> **MATERIAL**
• • • • •

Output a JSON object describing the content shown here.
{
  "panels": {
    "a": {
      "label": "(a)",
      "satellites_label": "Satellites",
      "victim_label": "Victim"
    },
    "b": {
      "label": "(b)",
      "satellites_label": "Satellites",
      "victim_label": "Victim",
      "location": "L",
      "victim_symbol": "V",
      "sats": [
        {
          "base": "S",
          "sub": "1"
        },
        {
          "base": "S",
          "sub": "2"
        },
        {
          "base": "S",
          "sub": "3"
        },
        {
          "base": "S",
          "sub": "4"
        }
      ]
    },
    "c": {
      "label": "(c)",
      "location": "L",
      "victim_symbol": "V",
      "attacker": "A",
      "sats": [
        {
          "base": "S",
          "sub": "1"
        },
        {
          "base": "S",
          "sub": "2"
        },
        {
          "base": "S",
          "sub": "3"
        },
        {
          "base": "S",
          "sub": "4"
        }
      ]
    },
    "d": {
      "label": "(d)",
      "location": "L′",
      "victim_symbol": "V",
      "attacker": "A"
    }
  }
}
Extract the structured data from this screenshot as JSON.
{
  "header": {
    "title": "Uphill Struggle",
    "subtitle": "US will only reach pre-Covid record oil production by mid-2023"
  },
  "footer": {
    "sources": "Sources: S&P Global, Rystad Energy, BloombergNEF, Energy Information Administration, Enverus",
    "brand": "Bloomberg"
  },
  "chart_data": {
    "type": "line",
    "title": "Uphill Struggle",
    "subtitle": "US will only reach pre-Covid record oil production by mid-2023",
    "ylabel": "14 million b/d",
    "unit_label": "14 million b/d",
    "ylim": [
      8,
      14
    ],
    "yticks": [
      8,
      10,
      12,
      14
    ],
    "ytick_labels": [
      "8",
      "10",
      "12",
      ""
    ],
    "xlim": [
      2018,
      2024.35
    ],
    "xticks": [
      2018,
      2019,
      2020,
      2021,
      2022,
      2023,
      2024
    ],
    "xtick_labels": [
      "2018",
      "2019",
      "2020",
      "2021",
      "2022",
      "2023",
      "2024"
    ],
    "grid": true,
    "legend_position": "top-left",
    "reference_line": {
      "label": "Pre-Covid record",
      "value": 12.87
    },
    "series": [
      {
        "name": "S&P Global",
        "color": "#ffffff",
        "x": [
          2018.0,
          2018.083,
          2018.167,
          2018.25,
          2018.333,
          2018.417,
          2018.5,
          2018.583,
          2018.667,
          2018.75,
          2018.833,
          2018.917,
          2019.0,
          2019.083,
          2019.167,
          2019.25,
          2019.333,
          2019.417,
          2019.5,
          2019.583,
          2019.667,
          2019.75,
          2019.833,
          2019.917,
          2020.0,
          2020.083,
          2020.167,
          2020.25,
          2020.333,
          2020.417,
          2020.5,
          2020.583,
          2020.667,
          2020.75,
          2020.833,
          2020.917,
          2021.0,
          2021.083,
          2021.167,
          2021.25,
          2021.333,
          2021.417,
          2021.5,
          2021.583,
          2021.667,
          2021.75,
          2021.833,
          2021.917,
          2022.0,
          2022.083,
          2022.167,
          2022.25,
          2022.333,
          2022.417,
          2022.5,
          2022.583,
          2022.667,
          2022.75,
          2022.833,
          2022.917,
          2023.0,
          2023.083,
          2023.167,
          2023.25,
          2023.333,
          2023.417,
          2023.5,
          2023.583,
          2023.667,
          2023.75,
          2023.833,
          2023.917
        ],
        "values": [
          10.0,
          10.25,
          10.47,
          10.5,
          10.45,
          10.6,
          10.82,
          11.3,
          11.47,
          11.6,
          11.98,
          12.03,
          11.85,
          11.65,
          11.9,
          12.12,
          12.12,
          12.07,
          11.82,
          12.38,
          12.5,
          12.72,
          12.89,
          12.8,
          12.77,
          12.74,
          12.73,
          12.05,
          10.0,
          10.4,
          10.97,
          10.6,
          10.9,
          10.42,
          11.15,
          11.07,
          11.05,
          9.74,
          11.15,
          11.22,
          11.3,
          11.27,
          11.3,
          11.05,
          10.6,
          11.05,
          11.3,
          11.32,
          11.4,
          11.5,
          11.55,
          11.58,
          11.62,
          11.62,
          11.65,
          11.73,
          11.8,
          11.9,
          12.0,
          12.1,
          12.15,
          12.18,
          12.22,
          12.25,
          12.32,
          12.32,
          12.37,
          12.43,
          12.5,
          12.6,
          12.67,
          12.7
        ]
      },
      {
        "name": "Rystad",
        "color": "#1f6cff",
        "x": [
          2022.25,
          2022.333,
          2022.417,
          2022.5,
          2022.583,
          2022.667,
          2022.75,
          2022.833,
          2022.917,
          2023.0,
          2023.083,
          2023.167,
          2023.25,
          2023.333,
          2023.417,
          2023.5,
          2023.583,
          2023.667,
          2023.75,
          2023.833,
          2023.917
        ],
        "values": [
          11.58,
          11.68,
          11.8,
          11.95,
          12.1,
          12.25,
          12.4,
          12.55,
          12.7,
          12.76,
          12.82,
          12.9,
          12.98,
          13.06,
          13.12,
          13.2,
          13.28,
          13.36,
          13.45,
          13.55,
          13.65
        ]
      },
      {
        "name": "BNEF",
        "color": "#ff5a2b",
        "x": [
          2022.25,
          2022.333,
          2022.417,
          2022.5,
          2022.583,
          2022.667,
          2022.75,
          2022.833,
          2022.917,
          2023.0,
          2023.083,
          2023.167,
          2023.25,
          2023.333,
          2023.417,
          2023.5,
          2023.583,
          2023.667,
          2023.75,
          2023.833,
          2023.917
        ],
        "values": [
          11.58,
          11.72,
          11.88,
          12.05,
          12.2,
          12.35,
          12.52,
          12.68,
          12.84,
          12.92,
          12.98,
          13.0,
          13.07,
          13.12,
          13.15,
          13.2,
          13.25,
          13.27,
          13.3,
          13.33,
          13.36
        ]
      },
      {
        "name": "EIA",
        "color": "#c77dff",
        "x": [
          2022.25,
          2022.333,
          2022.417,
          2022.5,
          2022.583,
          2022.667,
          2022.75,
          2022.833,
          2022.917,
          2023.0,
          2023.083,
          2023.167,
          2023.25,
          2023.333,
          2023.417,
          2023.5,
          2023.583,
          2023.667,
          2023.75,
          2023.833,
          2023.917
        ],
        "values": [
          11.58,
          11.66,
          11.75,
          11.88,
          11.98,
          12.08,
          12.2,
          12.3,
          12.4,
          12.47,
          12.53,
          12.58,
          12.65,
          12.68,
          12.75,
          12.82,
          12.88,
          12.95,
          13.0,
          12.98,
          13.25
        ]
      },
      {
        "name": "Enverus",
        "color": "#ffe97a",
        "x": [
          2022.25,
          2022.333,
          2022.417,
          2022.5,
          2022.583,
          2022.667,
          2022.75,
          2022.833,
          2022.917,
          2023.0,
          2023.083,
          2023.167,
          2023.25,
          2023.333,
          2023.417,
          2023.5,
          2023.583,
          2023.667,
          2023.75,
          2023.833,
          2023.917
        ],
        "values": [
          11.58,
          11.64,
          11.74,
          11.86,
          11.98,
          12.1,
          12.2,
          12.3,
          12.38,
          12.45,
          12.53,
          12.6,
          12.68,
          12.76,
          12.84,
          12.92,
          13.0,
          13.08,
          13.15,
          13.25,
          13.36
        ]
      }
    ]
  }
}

• • • • •

> **GIVEN REQUEST**
Show every line in the records above that contains the word "Global".

> **COMPLETED TASK**
    "sources": "Sources: S&P Global, Rystad Energy, BloombergNEF, Energy Information Administration, Enverus",
        "name": "S&P Global",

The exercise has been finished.